Count how many lines below contain the word "Quarter", then give that number alone.
## start Entries supplied
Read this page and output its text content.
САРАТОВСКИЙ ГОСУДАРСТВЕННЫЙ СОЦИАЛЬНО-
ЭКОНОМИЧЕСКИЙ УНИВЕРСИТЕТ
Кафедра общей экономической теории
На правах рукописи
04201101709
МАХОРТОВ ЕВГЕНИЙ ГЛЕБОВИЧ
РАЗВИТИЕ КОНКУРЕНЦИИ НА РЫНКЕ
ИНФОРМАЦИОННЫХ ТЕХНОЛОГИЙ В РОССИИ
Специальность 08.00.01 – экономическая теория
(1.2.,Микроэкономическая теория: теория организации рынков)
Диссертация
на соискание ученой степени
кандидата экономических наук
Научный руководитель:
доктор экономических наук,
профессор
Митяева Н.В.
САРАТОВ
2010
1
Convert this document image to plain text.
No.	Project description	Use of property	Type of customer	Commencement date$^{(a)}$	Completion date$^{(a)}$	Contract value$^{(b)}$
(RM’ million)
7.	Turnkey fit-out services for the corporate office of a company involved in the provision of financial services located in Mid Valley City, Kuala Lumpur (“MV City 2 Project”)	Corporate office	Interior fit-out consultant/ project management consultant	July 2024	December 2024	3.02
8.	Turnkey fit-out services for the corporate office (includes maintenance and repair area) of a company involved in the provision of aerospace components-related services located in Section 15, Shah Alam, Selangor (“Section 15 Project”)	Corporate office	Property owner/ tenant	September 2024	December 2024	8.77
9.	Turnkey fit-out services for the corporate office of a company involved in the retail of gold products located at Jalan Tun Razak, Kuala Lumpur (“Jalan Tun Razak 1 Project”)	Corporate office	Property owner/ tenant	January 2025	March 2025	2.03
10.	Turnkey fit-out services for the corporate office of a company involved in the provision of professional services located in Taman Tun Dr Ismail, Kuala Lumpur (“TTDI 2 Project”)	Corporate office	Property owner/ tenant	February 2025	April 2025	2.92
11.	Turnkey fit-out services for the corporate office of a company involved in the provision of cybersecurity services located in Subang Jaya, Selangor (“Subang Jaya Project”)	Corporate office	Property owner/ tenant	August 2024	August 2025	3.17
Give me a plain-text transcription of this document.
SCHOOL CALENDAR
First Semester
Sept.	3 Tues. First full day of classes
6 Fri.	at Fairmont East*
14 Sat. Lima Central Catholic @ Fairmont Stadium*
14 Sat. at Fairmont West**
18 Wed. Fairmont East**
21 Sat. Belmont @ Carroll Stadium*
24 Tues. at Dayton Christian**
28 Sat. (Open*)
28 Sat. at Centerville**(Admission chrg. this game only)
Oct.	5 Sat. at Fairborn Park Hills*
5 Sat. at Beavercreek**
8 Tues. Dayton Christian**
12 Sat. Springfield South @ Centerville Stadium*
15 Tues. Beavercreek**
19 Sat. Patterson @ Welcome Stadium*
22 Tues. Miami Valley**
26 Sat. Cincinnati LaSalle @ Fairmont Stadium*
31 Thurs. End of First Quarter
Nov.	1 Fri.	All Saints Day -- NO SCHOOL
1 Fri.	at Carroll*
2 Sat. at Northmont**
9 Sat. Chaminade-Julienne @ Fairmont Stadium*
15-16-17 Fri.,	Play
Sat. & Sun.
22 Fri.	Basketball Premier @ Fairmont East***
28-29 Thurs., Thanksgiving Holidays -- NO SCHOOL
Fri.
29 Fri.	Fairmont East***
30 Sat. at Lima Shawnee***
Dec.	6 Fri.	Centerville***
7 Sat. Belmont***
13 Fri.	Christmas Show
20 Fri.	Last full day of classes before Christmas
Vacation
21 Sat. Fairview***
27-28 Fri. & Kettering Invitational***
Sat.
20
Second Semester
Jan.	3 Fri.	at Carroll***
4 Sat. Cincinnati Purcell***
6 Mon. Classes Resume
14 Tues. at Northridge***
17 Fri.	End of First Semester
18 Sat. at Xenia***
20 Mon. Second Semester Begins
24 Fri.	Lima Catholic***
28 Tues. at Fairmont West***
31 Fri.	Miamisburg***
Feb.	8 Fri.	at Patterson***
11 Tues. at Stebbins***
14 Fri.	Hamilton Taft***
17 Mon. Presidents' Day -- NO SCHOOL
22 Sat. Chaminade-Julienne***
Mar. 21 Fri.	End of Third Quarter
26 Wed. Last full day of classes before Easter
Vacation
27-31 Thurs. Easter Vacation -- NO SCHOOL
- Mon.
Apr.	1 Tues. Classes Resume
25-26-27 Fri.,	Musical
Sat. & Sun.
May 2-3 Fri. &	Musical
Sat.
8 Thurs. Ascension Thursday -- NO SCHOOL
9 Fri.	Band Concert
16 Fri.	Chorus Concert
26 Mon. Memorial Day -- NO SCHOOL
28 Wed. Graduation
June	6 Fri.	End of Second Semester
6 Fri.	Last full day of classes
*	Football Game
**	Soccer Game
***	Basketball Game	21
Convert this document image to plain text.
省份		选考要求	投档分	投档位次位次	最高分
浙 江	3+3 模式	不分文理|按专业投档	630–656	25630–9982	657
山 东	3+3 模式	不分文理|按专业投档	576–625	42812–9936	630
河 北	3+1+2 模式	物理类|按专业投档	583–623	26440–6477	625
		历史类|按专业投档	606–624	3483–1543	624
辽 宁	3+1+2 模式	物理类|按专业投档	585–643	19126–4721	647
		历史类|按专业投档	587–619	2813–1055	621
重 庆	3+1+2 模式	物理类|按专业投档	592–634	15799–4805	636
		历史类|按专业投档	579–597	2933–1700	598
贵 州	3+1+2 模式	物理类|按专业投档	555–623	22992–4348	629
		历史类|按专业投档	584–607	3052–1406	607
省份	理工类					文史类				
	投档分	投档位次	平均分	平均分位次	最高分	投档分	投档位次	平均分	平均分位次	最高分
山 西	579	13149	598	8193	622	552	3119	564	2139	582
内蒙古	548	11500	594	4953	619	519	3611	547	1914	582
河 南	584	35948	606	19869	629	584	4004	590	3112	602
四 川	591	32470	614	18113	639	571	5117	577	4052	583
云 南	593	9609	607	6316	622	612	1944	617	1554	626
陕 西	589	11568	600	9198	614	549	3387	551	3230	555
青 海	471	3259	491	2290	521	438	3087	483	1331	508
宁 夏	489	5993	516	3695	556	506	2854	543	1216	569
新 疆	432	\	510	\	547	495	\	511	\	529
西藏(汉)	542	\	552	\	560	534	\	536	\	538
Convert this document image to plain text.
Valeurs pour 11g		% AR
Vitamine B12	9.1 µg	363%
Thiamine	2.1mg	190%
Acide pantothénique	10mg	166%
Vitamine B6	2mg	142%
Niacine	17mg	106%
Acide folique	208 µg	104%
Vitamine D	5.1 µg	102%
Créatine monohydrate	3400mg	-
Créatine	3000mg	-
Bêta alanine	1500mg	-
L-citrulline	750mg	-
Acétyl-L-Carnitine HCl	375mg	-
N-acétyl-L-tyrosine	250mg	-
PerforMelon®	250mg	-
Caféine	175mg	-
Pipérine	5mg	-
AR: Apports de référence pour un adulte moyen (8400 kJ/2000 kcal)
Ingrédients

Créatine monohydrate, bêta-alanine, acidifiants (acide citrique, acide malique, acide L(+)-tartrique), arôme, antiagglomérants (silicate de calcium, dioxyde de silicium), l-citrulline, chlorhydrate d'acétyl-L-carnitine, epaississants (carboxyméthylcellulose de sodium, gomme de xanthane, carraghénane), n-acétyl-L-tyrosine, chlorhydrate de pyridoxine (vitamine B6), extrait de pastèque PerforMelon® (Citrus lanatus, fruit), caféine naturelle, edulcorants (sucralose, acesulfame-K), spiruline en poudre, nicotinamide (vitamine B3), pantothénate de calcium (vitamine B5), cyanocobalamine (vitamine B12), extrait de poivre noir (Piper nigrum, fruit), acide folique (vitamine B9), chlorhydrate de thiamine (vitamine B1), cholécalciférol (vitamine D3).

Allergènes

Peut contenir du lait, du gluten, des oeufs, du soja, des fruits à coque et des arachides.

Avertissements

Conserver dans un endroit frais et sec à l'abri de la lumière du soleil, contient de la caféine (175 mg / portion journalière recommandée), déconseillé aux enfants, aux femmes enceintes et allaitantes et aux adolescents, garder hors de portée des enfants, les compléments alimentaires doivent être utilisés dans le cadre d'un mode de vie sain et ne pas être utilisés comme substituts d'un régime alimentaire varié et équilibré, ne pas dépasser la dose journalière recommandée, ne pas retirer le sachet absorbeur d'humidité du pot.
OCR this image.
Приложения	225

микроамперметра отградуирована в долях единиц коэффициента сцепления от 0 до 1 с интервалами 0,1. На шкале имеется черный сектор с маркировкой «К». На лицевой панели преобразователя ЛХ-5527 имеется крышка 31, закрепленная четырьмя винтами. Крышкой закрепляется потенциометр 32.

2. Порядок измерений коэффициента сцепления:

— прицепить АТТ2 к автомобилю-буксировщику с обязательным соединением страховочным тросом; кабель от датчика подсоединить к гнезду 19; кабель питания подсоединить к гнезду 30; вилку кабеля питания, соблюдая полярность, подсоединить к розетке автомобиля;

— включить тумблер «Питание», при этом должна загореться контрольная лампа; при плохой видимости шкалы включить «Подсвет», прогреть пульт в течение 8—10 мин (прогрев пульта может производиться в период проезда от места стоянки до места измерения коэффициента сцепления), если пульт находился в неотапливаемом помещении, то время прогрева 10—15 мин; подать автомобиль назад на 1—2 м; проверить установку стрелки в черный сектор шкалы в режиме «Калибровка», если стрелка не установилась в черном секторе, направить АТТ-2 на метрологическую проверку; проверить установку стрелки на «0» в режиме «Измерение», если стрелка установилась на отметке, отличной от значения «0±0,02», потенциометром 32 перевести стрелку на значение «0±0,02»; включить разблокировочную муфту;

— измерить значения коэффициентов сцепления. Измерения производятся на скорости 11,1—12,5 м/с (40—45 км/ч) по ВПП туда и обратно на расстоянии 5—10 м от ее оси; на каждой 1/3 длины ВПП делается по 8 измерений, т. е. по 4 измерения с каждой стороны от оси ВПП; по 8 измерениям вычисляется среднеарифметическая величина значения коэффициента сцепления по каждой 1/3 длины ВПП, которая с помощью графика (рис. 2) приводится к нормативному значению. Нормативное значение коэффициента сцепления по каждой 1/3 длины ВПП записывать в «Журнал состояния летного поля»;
## end Entries supplied
# Task answer
2